AIM OF THE TASK
Which lines contain the word "herramientas"? Return each of them as written.

DATA IN THIS EXERCISE
--

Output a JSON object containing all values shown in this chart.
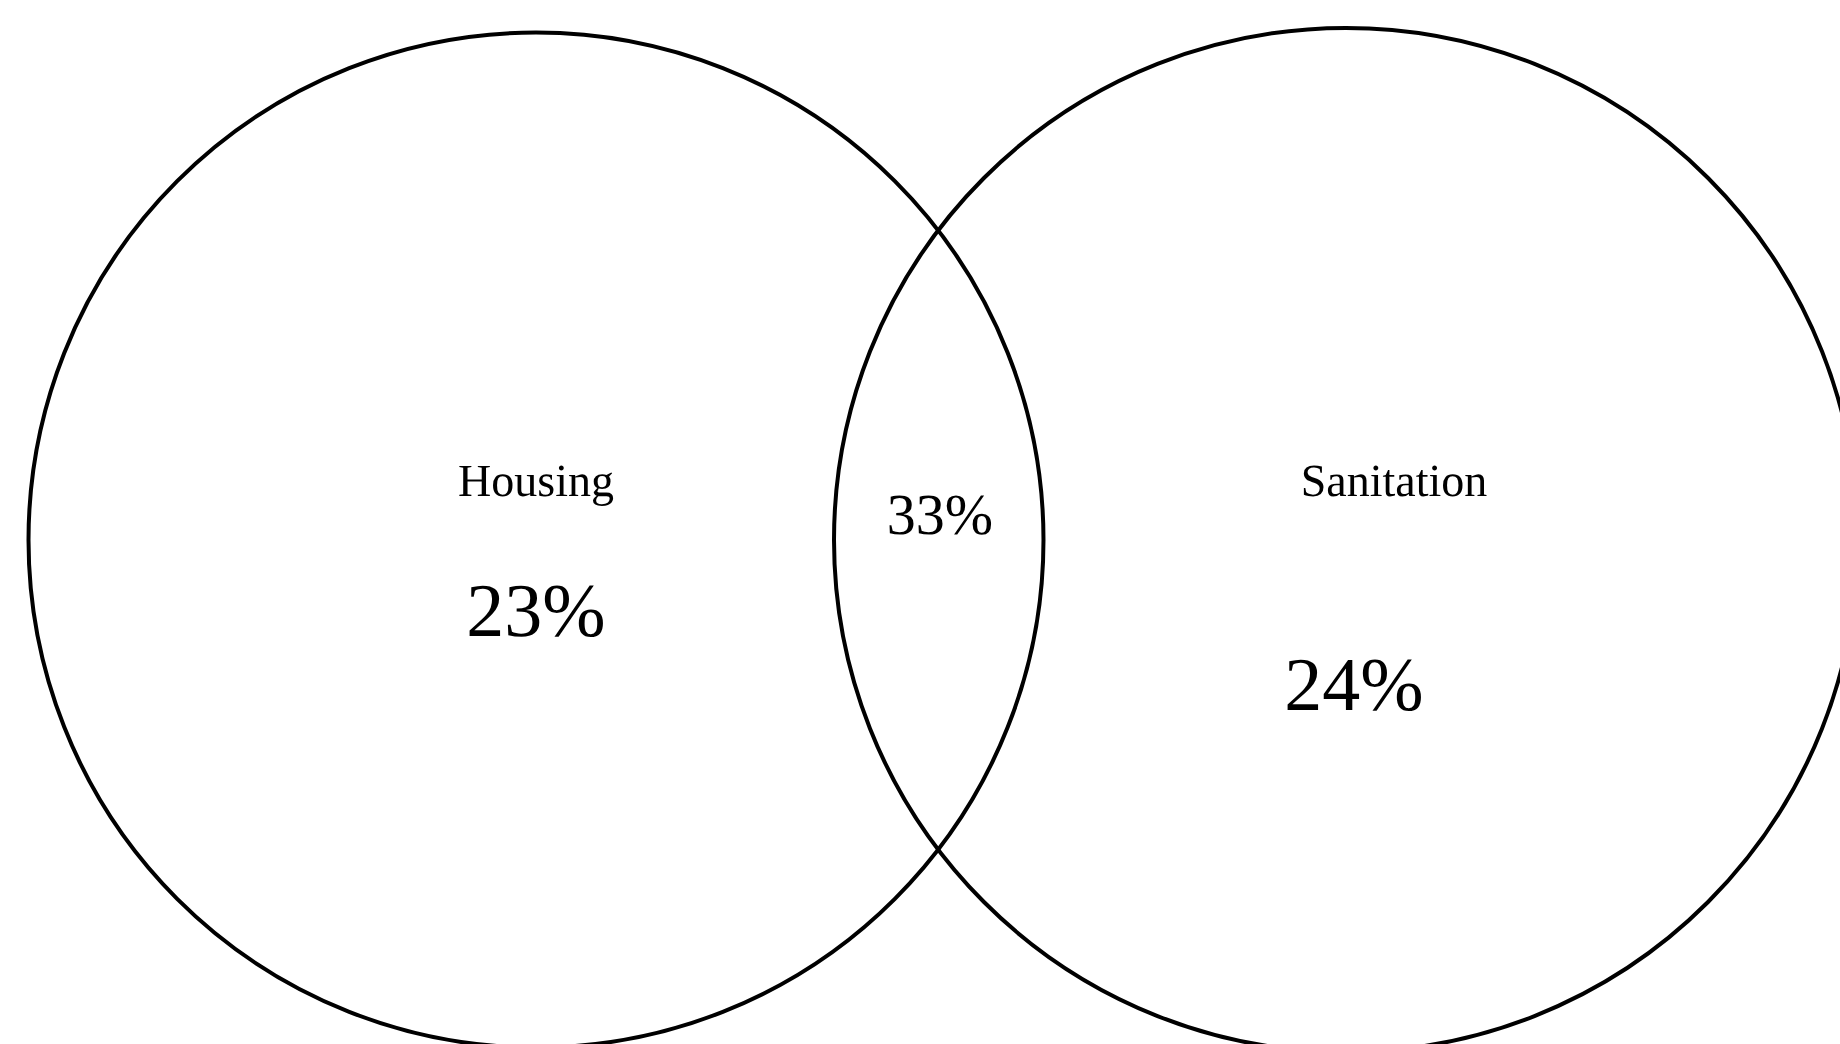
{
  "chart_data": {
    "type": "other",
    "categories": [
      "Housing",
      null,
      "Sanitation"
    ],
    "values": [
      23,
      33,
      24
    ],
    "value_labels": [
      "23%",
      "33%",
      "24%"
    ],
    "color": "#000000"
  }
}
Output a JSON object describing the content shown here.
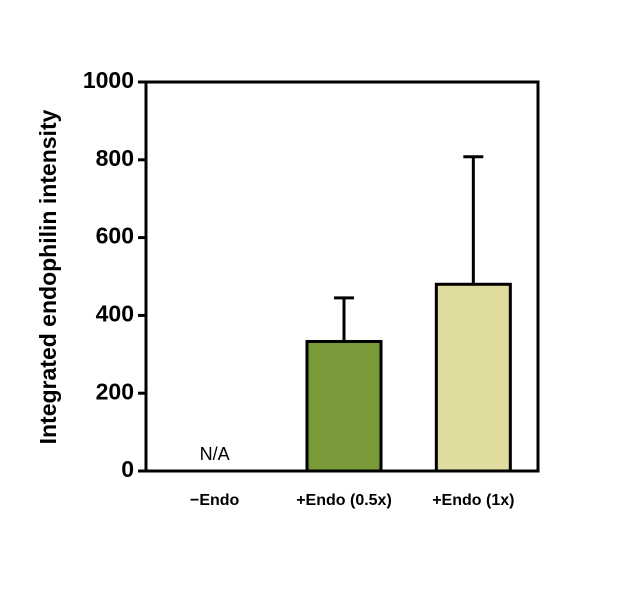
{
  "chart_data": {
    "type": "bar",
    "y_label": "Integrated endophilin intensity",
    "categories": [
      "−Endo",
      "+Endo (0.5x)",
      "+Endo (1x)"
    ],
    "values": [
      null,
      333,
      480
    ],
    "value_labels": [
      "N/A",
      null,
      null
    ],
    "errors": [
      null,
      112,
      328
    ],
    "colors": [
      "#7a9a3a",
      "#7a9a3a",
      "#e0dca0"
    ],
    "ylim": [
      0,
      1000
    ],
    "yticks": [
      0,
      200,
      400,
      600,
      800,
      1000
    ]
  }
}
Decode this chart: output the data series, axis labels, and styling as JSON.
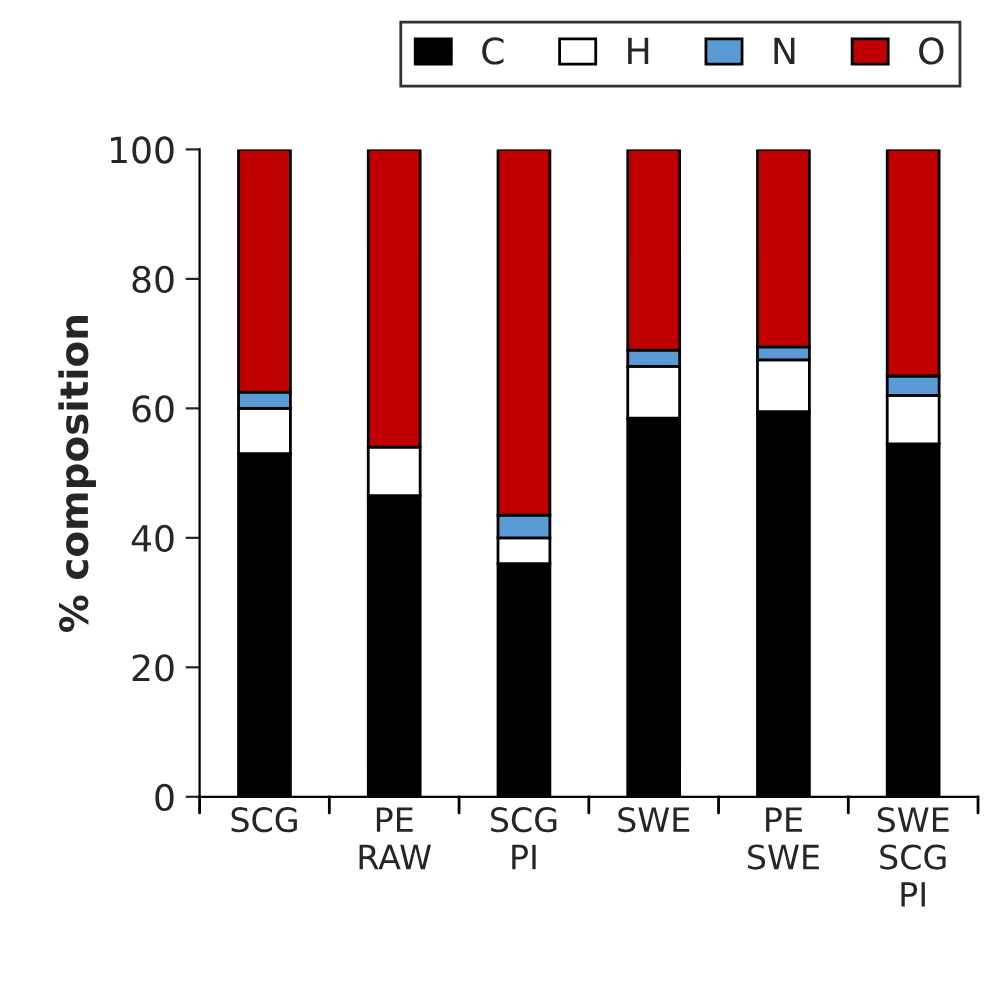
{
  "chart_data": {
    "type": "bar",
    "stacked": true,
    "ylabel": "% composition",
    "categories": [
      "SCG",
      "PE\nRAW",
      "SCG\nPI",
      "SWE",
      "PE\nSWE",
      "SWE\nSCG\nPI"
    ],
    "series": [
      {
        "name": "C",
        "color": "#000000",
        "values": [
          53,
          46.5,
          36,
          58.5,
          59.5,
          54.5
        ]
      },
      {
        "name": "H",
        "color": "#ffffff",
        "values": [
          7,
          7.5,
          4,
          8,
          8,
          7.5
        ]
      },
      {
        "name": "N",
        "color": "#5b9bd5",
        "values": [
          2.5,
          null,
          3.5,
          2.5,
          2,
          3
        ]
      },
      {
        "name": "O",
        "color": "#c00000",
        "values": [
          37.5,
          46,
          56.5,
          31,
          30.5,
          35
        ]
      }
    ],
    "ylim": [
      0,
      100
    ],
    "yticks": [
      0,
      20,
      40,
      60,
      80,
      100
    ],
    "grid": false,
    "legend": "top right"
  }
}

--

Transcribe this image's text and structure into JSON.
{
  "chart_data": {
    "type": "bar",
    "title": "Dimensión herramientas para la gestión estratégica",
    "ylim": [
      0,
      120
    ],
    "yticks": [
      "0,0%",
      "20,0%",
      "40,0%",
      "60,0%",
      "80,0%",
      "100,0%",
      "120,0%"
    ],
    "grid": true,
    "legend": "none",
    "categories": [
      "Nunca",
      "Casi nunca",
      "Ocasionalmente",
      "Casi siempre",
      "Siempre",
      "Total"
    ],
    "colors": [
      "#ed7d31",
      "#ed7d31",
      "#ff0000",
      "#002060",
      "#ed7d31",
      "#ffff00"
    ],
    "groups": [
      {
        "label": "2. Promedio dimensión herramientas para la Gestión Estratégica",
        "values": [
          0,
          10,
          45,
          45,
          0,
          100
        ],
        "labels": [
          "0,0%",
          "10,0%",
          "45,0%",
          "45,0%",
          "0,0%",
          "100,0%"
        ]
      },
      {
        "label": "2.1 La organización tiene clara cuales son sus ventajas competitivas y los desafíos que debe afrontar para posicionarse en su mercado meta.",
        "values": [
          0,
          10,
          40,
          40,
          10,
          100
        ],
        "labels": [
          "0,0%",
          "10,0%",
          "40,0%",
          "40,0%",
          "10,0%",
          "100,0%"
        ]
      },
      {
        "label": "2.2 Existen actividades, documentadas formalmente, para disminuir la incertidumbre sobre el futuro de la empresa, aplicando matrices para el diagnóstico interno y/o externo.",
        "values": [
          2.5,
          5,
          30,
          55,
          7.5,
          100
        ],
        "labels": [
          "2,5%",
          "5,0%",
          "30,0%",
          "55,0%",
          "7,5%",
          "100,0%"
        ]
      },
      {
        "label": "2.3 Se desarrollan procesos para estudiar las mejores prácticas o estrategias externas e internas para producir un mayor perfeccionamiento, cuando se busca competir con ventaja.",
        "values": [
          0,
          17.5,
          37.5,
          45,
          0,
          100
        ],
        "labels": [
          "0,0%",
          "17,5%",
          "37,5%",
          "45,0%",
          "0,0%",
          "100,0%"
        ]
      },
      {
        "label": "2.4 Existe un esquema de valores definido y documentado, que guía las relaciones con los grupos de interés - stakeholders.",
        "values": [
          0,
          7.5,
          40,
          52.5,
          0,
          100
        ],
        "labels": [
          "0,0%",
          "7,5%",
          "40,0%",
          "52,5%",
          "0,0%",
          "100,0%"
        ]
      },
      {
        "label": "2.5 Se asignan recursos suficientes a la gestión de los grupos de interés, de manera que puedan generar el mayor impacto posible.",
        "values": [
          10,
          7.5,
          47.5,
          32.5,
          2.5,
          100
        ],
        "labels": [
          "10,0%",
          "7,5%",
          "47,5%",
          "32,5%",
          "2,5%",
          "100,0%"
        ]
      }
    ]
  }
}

--

TASK RESPONSE
    "title": "Dimensión herramientas para la gestión estratégica",
        "label": "2. Promedio dimensión herramientas para la Gestión Estratégica",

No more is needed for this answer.